*** DATA FOR THE TASK

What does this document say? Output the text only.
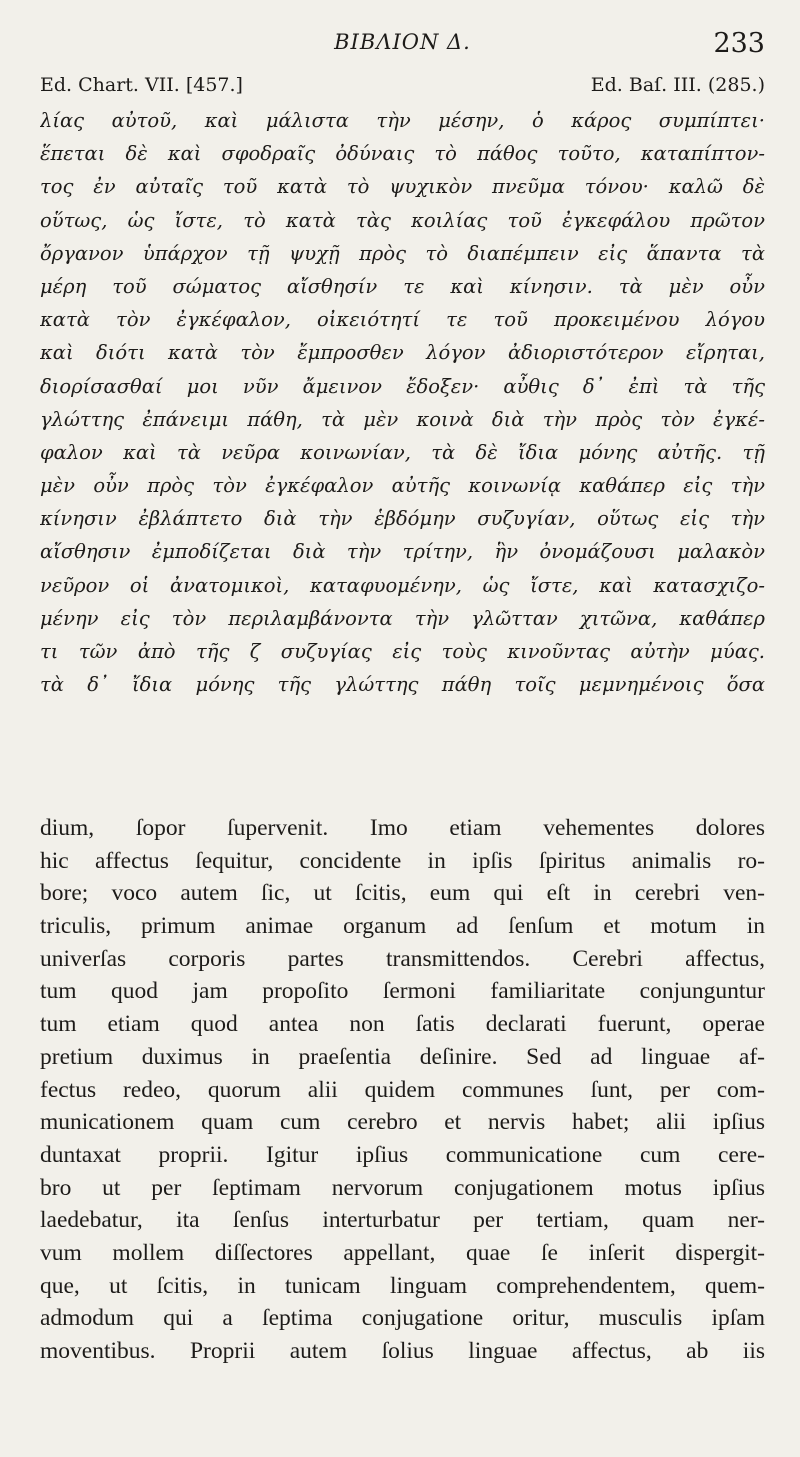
ΒΙΒΛΙΟΝ Δ.	233
Ed. Chart. VII. [457.]	Ed. Baſ. III. (285.)
λίας αὐτοῦ, καὶ μάλιστα τὴν μέσην, ὁ κάρος συμπίπτει·
ἕπεται δὲ καὶ σφοδραῖς ὀδύναις τὸ πάθος τοῦτο, καταπίπτον-
τος ἐν αὐταῖς τοῦ κατὰ τὸ ψυχικὸν πνεῦμα τόνου· καλῶ δὲ
οὕτως, ὡς ἴστε, τὸ κατὰ τὰς κοιλίας τοῦ ἐγκεφάλου πρῶτον
ὄργανον ὑπάρχον τῇ ψυχῇ πρὸς τὸ διαπέμπειν εἰς ἅπαντα τὰ
μέρη τοῦ σώματος αἴσθησίν τε καὶ κίνησιν. τὰ μὲν οὖν
κατὰ τὸν ἐγκέφαλον, οἰκειότητί τε τοῦ προκειμένου λόγου
καὶ διότι κατὰ τὸν ἔμπροσθεν λόγον ἀδιοριστότερον εἴρηται,
διορίσασθαί μοι νῦν ἄμεινον ἔδοξεν· αὖθις δ᾽ ἐπὶ τὰ τῆς
γλώττης ἐπάνειμι πάθη, τὰ μὲν κοινὰ διὰ τὴν πρὸς τὸν ἐγκέ-
φαλον καὶ τὰ νεῦρα κοινωνίαν, τὰ δὲ ἴδια μόνης αὐτῆς. τῇ
μὲν οὖν πρὸς τὸν ἐγκέφαλον αὐτῆς κοινωνίᾳ καθάπερ εἰς τὴν
κίνησιν ἐβλάπτετο διὰ τὴν ἑβδόμην συζυγίαν, οὕτως εἰς τὴν
αἴσθησιν ἐμποδίζεται διὰ τὴν τρίτην, ἣν ὀνομάζουσι μαλακὸν
νεῦρον οἱ ἀνατομικοὶ, καταφυομένην, ὡς ἴστε, καὶ κατασχιζο-
μένην εἰς τὸν περιλαμβάνοντα τὴν γλῶτταν χιτῶνα, καθάπερ
τι τῶν ἀπὸ τῆς ζ συζυγίας εἰς τοὺς κινοῦντας αὐτὴν μύας.
τὰ δ᾽ ἴδια μόνης τῆς γλώττης πάθη τοῖς μεμνημένοις ὅσα
dium, ſopor ſupervenit. Imo etiam vehementes dolores
hic affectus ſequitur, concidente in ipſis ſpiritus animalis ro-
bore; voco autem ſic, ut ſcitis, eum qui eſt in cerebri ven-
triculis, primum animae organum ad ſenſum et motum in
univerſas corporis partes transmittendos. Cerebri affectus,
tum quod jam propoſito ſermoni familiaritate conjunguntur
tum etiam quod antea non ſatis declarati fuerunt, operae
pretium duximus in praeſentia deſinire. Sed ad linguae af-
fectus redeo, quorum alii quidem communes ſunt, per com-
municationem quam cum cerebro et nervis habet; alii ipſius
duntaxat proprii. Igitur ipſius communicatione cum cere-
bro ut per ſeptimam nervorum conjugationem motus ipſius
laedebatur, ita ſenſus interturbatur per tertiam, quam ner-
vum mollem diſſectores appellant, quae ſe inſerit dispergit-
que, ut ſcitis, in tunicam linguam comprehendentem, quem-
admodum qui a ſeptima conjugatione oritur, musculis ipſam
moventibus. Proprii autem ſolius linguae affectus, ab iis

******

> [TASK INSTRUCTIONS]: Wherever "etiam" shows up in a line, copy that line.

> [RESPONSE TO THIS EXERCISE]:
dium, ſopor ſupervenit. Imo etiam vehementes dolores
tum etiam quod antea non ſatis declarati fuerunt, operae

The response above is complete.